• WHAT TO DO: Copy out every line of the records where the string "Maintenance" occurs.

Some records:
** start **
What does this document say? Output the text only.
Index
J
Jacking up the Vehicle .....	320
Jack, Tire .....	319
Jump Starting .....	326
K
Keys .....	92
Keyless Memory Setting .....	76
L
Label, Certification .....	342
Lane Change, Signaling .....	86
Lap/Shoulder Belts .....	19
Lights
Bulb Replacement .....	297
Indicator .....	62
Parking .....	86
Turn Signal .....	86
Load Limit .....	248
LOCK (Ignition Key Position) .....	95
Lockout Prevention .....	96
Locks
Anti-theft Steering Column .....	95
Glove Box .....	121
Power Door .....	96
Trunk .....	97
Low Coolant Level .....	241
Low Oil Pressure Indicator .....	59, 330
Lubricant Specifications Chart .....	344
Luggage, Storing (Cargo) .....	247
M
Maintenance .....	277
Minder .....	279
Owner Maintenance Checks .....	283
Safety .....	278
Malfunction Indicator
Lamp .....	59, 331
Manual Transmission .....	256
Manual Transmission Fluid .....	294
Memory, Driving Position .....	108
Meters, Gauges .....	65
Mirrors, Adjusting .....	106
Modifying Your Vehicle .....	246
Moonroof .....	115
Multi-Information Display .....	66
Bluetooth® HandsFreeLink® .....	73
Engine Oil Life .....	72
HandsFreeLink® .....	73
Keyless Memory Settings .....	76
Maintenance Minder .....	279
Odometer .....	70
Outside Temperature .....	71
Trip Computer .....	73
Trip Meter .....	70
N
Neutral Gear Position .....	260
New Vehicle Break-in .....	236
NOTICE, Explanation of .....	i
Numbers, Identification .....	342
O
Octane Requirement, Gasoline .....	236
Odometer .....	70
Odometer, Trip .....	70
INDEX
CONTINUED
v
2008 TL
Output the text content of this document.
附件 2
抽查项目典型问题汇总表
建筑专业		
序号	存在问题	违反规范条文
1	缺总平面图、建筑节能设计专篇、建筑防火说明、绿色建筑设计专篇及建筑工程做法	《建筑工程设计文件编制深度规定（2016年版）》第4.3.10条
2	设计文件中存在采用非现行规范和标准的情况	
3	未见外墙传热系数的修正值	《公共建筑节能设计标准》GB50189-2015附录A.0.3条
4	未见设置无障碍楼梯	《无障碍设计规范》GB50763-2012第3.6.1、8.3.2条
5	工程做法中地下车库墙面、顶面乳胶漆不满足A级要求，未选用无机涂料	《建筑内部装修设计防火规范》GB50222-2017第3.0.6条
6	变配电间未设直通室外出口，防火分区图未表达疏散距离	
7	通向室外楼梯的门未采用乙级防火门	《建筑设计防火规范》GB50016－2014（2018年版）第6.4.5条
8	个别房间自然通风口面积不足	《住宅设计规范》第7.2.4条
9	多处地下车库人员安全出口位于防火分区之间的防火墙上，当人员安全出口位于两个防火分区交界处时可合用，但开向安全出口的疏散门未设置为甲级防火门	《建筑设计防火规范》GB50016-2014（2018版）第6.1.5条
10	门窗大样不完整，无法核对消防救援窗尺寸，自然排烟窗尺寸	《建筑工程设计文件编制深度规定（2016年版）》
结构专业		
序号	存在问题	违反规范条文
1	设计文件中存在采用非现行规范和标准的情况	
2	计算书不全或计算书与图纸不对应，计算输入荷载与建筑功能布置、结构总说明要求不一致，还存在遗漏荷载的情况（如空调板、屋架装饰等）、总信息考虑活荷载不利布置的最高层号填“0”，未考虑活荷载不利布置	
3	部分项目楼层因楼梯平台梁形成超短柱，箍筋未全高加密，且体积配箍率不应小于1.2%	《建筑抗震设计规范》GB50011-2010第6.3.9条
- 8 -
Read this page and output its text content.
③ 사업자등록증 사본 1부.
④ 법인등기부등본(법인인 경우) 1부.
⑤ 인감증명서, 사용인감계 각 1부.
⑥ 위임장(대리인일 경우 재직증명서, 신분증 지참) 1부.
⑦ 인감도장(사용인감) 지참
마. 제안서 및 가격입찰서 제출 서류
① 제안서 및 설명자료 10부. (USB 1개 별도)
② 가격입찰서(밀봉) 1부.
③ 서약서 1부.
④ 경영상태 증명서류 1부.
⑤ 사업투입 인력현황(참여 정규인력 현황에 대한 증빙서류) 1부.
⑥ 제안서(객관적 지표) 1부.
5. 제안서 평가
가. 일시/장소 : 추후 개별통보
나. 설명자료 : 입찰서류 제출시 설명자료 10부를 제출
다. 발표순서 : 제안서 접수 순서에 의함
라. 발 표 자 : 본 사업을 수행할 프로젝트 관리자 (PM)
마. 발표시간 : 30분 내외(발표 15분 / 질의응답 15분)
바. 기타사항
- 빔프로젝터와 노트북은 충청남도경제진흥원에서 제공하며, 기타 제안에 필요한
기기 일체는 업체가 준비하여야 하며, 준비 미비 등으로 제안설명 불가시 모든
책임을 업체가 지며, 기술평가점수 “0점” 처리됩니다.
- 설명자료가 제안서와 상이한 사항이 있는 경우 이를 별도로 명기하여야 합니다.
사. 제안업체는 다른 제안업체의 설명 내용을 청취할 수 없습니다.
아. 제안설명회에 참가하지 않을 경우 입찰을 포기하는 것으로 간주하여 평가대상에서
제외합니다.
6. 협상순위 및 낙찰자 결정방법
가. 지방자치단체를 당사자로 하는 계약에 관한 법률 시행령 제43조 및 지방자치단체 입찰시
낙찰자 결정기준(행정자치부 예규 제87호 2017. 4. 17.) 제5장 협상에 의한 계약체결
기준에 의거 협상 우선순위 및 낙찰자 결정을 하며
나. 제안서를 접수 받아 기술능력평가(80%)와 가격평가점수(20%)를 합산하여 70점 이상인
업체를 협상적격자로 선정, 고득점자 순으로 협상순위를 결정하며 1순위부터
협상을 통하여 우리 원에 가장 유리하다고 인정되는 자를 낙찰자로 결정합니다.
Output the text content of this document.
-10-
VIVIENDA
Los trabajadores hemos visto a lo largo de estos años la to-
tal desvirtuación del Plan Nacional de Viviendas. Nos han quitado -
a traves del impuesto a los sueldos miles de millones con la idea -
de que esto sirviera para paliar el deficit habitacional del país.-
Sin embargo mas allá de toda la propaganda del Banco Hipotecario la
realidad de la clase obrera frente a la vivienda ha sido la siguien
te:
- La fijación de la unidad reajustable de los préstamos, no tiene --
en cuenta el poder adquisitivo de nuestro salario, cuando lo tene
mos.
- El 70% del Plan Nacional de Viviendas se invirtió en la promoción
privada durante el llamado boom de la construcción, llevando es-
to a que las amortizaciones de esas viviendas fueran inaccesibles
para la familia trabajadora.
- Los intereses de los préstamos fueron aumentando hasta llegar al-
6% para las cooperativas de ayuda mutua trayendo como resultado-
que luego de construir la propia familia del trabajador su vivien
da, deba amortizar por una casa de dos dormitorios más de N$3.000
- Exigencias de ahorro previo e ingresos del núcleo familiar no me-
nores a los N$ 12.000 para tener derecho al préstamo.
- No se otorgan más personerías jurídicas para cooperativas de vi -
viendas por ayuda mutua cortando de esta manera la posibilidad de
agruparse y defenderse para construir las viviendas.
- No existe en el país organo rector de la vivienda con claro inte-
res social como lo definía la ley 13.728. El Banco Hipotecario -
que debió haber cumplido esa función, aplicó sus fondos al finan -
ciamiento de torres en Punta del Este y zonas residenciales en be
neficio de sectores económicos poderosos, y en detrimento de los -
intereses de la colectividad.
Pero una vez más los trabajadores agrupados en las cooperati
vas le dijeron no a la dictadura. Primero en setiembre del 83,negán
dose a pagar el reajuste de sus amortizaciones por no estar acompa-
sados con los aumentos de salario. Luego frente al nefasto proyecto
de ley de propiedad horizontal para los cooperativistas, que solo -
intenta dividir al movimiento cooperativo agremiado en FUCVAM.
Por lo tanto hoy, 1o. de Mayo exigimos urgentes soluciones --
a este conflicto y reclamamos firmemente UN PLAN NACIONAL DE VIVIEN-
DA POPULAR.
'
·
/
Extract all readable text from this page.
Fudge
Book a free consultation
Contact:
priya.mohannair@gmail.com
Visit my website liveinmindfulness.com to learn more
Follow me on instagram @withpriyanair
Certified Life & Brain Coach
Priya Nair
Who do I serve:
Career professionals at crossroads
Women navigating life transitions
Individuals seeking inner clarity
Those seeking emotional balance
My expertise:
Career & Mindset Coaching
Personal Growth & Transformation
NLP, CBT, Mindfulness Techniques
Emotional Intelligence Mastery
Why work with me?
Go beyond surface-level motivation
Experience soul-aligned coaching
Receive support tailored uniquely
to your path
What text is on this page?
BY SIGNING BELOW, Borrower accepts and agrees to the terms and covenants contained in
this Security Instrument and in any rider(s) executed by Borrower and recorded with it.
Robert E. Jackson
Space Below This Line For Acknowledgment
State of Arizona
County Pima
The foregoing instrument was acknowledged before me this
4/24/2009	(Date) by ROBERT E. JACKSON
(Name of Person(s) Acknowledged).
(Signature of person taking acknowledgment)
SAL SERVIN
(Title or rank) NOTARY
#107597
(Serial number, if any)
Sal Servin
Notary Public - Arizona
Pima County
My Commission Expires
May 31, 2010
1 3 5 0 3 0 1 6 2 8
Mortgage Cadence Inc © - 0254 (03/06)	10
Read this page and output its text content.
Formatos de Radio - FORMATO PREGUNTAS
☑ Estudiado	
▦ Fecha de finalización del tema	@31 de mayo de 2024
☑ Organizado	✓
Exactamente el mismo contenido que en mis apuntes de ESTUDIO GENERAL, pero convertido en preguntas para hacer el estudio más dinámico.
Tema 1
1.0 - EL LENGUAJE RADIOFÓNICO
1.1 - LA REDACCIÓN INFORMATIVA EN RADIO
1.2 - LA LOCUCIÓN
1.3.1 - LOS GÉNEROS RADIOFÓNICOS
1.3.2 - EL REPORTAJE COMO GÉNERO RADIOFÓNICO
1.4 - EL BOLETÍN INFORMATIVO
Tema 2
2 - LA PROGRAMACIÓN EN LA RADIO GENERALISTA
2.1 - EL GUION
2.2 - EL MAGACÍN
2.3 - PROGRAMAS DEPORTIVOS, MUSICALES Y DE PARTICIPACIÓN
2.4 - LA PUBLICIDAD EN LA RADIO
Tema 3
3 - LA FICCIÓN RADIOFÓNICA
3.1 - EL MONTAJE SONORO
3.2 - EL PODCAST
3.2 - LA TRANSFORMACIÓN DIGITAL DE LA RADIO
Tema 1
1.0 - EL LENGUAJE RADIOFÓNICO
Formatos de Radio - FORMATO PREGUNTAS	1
** end **
• RESULT OF THE EXERCISE:
Maintenance .....	277
Owner Maintenance Checks .....	283
Maintenance Minder .....	279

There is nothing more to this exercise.